Problem A: In the article on the postponed Poland–England match, why were the Polish officials so keen for the game to be played that night? Explain in one to three sentences.
Problem B: Translate this sentence from the article on the postponed Poland–England match into Spanish: "The only ball they saw kicked was by an embarrassed referee."
Problem C: Return the part of the article on the postponed Poland–England match from "And all this" up to and including "the scheduled kickoff.".

There was also a very specific reason for this behaviour. Some of the Poles are due to be playing matches this Friday for their club sides, including in Germany. If there was any chance of the match being postponed until tomorrow that would give them only two days to travel home and prepare for their club matches.
So no wonder that the stadium and Polish FA officials held the blind belief that the match could somehow miraculously be played.
What were FIFA doing meanwhile?
It is hard to know or understand. They will surely be triply embarrassed.
First, one of their leading European referees was seen broadcast across the world not just once, but twice, lobbing the ball into the air only to see it plop in one puddle after another. And later failing to kick it more than a couple of yards through deep puddles.
And all this to satisfy himself, the Polish officials and no doubt his masters, that the game was utterly unplayable. But that decision could have been made more than an hour earlier.
Secondly, it seems likely that FIFA allowed themselves to be persuaded earlier that it wasn't necessary to close the roof over the stadium.
Finally, either they conspired with the Polish FA to orchestrate a farce while not only a TV audience of millions, but also 55,000 fans in the stadium were conned into believing there was still an outside possibility the game would go ahead.
That is the only explanation for more than half of those fans, most of whom had travelled from all over Poland; some 2,300 of whom had spent hundreds of pounds each travelling form England, being still inside the stadium more than an hour after the scheduled kickoff.
Apparently, both teams and the referee have to agree that the pitch is playable, but FIFA have absolute jurisdiction about when the postponed match is rescheduled to.
Again, were the Poles gambling that it could be moved to a later date, this year or even next summer, when their best players might be back?
If so this also backfired badly. FIFA will always try to get a match rescheduled within 24 hours of the postponement. Result? It will be played at 5 p.m. local time tomorrow.
That is less of a problem for England (whose players are due to play League matches on Saturday at the earliest) than for Poland, some of whom must play on Friday.
The Polish players are entitled to feel badly let down by their own FA. The England players may well have been staying overnight anyhow and simply have to get themselves back up for the match. Roy Hodgson has already indicated he will play exactly the same team.
But surely the Poles will be angrily wanting to know why their own FA didn't get the roof closed earlier so that the match could go ahead on time.
A complete farce
We live in an age where stadiums have roofs, under-pitch heating and only the most extreme Arctic conditions cause postponements at top European clubs (like the lighting sabotage at a recent Real Madrid match).
Yet, we have the spectacle of a FIFA managed international being needlessly postponed at one of the showpiece stadiums used for Euro 2012. Furthermore,it is one of the relatively few stadiums in Europe equipped with a roof to cope with inclement weather.
Questions will be asked from Sepp Blatter all the way down. Fans have wasted millions of pounds getting to a match they must now travel home from unplayed.
The only ball they saw kicked was by an embarrassed referee.
The only sport they saw was two idiot supporters doing belly flops into the penalty area.
If it really is the Polish FA that are to blame for this farce, presumably there could even be fines.
Furthermore, if Poland go on to lose the match tomorrow afternoon very few people will look beyond the incompetence of officials to organise a simple match in a hi-tech stadium as the reason.
If they then go on to fail in their qualification for the World Cup, any recrimination will be heaped on top of their embarrassing failure to progress in the Euro 2012 tournament they hosted on their own soil.
This would be even more embarrassing if they failed to qualify while their co-hosts at Euro 2012 were to go forward alongside England.

Dataset content:
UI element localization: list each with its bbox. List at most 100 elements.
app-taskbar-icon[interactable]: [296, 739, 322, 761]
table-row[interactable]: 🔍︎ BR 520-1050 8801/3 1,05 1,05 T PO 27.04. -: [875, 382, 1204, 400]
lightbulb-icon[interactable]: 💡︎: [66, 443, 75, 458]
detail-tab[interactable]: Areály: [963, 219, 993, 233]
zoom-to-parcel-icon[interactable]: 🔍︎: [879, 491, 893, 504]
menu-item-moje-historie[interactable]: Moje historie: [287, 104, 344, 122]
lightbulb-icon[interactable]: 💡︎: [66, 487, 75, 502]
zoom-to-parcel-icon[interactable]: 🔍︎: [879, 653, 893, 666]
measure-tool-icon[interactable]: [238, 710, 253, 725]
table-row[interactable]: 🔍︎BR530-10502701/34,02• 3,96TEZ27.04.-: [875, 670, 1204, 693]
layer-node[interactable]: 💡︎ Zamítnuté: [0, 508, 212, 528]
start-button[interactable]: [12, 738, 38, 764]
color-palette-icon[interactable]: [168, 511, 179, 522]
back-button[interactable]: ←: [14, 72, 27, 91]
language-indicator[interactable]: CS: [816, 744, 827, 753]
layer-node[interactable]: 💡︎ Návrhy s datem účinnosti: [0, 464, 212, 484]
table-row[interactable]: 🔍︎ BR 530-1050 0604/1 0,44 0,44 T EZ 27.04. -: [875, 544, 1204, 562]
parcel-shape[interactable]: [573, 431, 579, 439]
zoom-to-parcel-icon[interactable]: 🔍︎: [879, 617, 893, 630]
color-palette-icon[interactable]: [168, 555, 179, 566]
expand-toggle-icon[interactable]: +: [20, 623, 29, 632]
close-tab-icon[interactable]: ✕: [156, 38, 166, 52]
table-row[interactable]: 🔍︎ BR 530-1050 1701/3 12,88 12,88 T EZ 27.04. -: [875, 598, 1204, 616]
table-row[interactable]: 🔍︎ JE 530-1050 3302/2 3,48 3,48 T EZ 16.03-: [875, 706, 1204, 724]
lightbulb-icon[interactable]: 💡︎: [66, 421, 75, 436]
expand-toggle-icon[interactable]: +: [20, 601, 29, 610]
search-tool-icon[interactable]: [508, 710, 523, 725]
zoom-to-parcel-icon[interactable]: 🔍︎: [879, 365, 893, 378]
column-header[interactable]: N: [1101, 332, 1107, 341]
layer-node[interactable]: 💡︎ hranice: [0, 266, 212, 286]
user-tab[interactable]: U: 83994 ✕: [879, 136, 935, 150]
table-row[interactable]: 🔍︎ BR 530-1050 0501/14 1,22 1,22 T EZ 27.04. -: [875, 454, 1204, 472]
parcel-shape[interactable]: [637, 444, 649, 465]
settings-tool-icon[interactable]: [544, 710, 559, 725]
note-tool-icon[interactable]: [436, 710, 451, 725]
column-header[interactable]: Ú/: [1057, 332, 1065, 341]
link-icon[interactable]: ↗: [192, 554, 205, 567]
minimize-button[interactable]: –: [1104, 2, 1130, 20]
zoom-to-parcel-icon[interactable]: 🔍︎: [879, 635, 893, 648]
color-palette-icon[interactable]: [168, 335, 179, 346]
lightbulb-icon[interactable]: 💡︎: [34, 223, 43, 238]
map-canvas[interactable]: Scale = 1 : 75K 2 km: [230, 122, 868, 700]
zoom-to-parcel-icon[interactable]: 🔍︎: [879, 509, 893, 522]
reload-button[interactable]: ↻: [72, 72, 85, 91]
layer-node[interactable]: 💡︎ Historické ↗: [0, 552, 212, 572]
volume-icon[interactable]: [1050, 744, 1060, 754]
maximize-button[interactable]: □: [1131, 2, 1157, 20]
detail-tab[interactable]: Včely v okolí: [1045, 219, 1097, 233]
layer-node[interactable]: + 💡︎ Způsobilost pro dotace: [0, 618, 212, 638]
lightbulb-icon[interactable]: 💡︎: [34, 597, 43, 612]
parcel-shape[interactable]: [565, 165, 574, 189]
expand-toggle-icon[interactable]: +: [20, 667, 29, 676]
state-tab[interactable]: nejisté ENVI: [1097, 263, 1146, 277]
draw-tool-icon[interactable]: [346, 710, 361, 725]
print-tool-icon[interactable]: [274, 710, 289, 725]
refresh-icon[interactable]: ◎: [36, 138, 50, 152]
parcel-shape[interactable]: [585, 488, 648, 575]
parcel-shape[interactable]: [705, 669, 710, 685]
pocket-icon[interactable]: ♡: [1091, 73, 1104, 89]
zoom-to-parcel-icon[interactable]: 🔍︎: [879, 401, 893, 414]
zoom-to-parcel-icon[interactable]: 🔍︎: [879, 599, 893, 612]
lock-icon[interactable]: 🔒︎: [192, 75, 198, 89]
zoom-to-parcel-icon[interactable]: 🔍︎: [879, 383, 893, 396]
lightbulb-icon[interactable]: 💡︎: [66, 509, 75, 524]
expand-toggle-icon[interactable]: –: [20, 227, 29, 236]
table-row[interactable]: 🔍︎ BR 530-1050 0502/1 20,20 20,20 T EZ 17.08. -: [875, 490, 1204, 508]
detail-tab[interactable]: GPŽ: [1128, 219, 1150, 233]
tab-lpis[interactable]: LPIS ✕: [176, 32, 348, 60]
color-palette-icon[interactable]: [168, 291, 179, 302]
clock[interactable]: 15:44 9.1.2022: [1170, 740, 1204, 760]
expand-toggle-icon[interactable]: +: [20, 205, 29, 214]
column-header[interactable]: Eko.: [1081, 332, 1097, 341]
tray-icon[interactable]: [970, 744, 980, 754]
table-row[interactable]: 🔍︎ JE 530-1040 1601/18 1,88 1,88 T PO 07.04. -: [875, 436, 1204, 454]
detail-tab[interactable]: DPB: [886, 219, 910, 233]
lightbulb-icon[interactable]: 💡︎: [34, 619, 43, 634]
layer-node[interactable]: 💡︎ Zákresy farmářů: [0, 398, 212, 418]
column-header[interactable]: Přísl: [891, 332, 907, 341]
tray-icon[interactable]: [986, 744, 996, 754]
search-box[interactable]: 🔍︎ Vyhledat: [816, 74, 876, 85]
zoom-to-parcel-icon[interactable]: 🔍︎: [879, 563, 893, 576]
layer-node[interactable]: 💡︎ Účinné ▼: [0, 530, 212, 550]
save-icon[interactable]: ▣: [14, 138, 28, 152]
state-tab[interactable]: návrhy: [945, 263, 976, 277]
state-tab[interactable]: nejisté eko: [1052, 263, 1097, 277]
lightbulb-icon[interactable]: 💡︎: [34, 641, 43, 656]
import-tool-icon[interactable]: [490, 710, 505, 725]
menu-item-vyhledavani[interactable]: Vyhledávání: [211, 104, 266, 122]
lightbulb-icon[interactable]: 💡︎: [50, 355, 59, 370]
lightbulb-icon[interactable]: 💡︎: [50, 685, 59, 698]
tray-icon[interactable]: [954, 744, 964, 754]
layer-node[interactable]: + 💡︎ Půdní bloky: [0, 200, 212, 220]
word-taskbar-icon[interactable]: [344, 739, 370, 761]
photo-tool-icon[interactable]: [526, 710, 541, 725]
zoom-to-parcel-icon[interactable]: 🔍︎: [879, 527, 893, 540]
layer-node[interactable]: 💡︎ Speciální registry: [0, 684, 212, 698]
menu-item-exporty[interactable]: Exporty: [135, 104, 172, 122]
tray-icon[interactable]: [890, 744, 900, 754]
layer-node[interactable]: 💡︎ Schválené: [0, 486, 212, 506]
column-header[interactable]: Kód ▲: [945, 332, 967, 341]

Final answer A: Some Polish players were due to play for their club sides on Friday, including in Germany. If the match were pushed back to the next day, they would have only two days to travel home and prepare for those club matches.

Final answer B: El único balón que vieron patear lo pateó un árbitro avergonzado.

Final answer C:
And all this to satisfy himself, the Polish officials and no doubt his masters, that the game was utterly unplayable. But that decision could have been made more than an hour earlier.
Secondly, it seems likely that FIFA allowed themselves to be persuaded earlier that it wasn't necessary to close the roof over the stadium.
Finally, either they conspired with the Polish FA to orchestrate a farce while not only a TV audience of millions, but also 55,000 fans in the stadium were conned into believing there was still an outside possibility the game would go ahead.
That is the only explanation for more than half of those fans, most of whom had travelled from all over Poland; some 2,300 of whom had spent hundreds of pounds each travelling form England, being still inside the stadium more than an hour after the scheduled kickoff.